(begin)

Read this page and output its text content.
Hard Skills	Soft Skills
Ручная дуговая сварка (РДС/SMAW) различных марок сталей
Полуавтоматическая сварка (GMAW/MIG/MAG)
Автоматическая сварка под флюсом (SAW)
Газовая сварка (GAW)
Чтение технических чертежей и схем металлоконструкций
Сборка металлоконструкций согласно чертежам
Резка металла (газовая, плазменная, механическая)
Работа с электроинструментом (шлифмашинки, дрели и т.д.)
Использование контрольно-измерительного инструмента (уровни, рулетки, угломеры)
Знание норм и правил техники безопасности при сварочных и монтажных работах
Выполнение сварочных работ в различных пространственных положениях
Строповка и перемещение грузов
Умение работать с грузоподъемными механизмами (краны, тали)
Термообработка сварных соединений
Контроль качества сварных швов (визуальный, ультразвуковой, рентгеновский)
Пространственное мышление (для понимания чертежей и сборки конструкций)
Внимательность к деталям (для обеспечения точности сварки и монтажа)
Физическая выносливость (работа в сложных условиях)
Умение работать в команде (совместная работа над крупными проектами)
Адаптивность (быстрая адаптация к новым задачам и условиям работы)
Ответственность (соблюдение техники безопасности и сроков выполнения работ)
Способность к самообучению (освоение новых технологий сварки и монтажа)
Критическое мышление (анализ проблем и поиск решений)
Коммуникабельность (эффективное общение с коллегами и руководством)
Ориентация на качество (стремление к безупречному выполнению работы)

(end)

Out of the preceding entries, pull every line containing the string "чертежей".

Чтение технических чертежей и схем металлоконструкций
Пространственное мышление (для понимания чертежей и сборки конструкций)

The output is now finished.